▶ **Work instructions**: Make an exact copy of the entries, and keep any pictures out of it.

>> Begin Material for this exercise

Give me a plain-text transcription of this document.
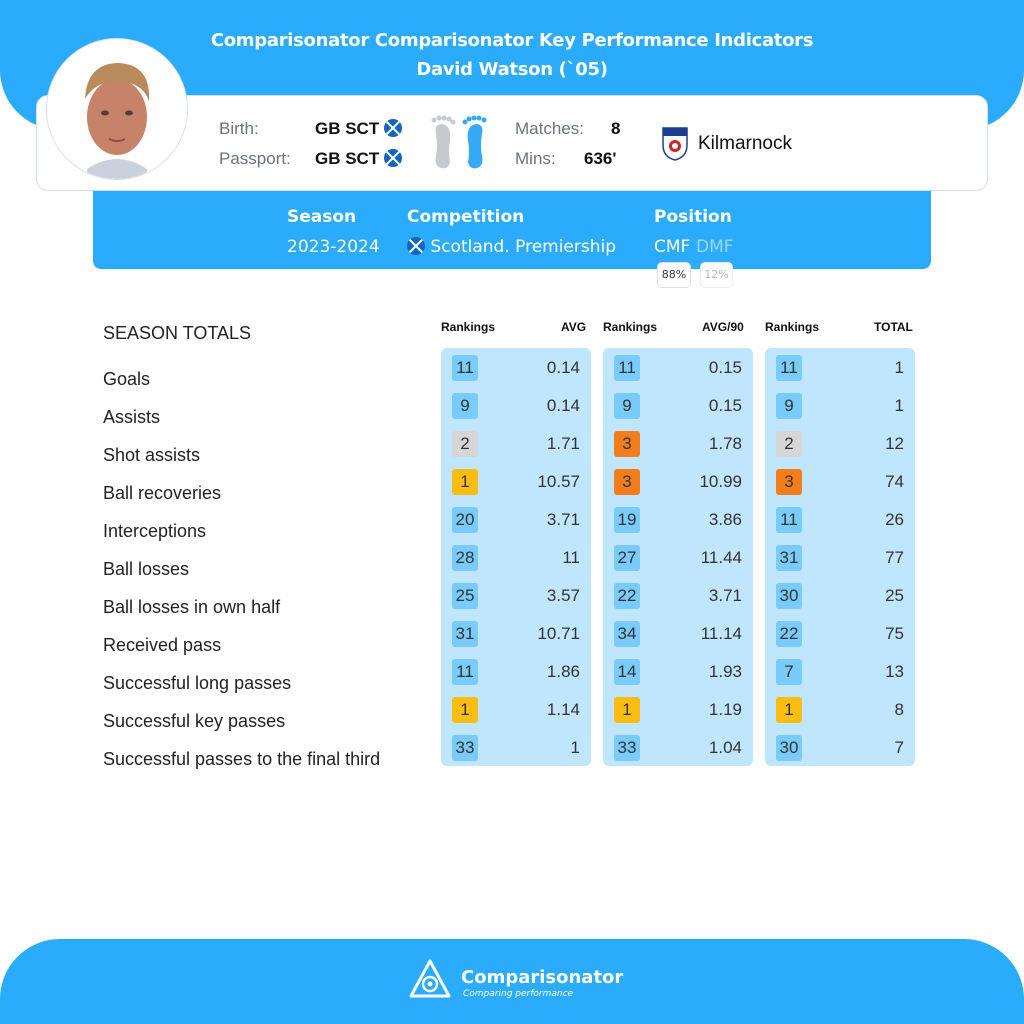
Comparisonator Comparisonator Key Performance Indicators
David Watson (`05)
Birth:	GB SCT
Passport: GB SCT
Matches: 8
Mins: 636'
Kilmarnock
Season
2023-2024
Competition
Scotland. Premiership
Position
CMF DMF
88%	12%
SEASON TOTALS	Rankings	AVG Rankings	AVG/90 Rankings	TOTAL
Goals
11	0.14 11	0.15 11	1
Assists
9	0.14	9	0.15	9	1
Shot assists
2	1.71	3	1.78	2	12
Ball recoveries
1	10.57	3	10.99	3	74
Interceptions
20	3.71 19	3.86 11	26
Ball losses
28	11 27	11.44 31	77
Ball losses in own half
25	3.57 22	3.71 30	25
Received pass
31	10.71 34	11.14 22	75
Successful long passes
11	1.86 14	1.93	7	13
Successful key passes
1	1.14	1	1.19	1	8
Successful passes to the final third
33	1 33	1.04 30	7
Comparisonator
Comparing performance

>> End Material for this exercise

▶ **Completed task**:
Give me a plain-text transcription of this document.
Comparisonator Comparisonator Key Performance Indicators
David Watson (`05)
Birth:	GB SCT
Passport: GB SCT
Matches: 8
Mins: 636'
Kilmarnock
Season
2023-2024
Competition
Scotland. Premiership
Position
CMF DMF
88%	12%
SEASON TOTALS	Rankings	AVG Rankings	AVG/90 Rankings	TOTAL
Goals
11	0.14 11	0.15 11	1
Assists
9	0.14	9	0.15	9	1
Shot assists
2	1.71	3	1.78	2	12
Ball recoveries
1	10.57	3	10.99	3	74
Interceptions
20	3.71 19	3.86 11	26
Ball losses
28	11 27	11.44 31	77
Ball losses in own half
25	3.57 22	3.71 30	25
Received pass
31	10.71 34	11.14 22	75
Successful long passes
11	1.86 14	1.93	7	13
Successful key passes
1	1.14	1	1.19	1	8
Successful passes to the final third
33	1 33	1.04 30	7
Comparisonator
Comparing performance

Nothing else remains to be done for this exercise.